### Goal
In the entries that follow, how many lines contain "text"? Answer with the number only.

### Dataset
———
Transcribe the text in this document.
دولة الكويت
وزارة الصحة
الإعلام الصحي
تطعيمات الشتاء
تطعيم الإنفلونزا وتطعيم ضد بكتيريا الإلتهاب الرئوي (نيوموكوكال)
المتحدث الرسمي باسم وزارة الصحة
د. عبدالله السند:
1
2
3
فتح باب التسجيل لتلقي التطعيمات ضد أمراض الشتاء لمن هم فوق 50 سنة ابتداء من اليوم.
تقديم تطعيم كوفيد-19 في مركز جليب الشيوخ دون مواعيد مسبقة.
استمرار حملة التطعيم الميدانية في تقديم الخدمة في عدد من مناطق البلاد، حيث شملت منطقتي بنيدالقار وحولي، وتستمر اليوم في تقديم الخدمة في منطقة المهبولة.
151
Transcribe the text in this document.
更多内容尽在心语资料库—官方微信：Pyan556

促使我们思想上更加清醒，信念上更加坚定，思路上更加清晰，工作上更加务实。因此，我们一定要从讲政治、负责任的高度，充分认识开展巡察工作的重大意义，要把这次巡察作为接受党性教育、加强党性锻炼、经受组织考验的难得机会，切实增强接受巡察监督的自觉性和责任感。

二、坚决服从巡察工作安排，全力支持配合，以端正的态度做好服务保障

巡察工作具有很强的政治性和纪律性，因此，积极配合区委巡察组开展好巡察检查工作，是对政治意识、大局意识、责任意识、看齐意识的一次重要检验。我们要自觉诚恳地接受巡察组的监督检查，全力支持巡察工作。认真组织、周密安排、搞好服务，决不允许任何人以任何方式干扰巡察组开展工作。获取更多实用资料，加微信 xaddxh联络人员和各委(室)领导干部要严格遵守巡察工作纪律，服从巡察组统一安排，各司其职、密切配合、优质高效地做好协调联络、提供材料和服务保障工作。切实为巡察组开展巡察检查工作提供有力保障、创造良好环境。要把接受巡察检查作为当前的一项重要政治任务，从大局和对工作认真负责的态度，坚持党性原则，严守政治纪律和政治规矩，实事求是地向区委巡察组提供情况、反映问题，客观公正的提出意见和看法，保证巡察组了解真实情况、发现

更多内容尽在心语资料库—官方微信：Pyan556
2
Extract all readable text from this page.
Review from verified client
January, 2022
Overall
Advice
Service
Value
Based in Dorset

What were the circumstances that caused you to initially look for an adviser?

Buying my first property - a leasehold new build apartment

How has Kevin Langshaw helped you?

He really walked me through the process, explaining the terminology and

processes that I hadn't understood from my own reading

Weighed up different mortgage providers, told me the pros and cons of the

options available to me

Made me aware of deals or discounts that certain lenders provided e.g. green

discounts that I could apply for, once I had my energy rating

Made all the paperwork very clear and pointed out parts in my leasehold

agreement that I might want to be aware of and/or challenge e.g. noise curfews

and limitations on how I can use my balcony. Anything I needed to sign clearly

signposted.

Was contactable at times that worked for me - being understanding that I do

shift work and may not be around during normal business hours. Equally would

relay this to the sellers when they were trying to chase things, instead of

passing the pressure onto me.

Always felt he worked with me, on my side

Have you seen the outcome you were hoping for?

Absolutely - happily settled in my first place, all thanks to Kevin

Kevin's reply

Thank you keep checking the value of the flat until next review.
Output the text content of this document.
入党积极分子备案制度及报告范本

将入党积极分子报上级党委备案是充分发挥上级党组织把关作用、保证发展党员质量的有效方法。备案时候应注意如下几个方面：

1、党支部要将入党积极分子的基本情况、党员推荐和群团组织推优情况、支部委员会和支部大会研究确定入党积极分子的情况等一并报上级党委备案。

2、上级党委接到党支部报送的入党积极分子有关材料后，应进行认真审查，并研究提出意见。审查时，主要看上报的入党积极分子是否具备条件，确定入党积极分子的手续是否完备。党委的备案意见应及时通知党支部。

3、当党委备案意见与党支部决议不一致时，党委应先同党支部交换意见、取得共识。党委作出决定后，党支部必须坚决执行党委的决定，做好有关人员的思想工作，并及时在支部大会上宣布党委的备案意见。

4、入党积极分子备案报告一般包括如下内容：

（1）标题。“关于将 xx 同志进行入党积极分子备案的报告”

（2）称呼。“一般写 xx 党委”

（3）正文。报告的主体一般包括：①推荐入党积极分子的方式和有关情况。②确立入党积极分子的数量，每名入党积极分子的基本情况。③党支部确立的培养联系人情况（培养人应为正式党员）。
———
### Exercise output
4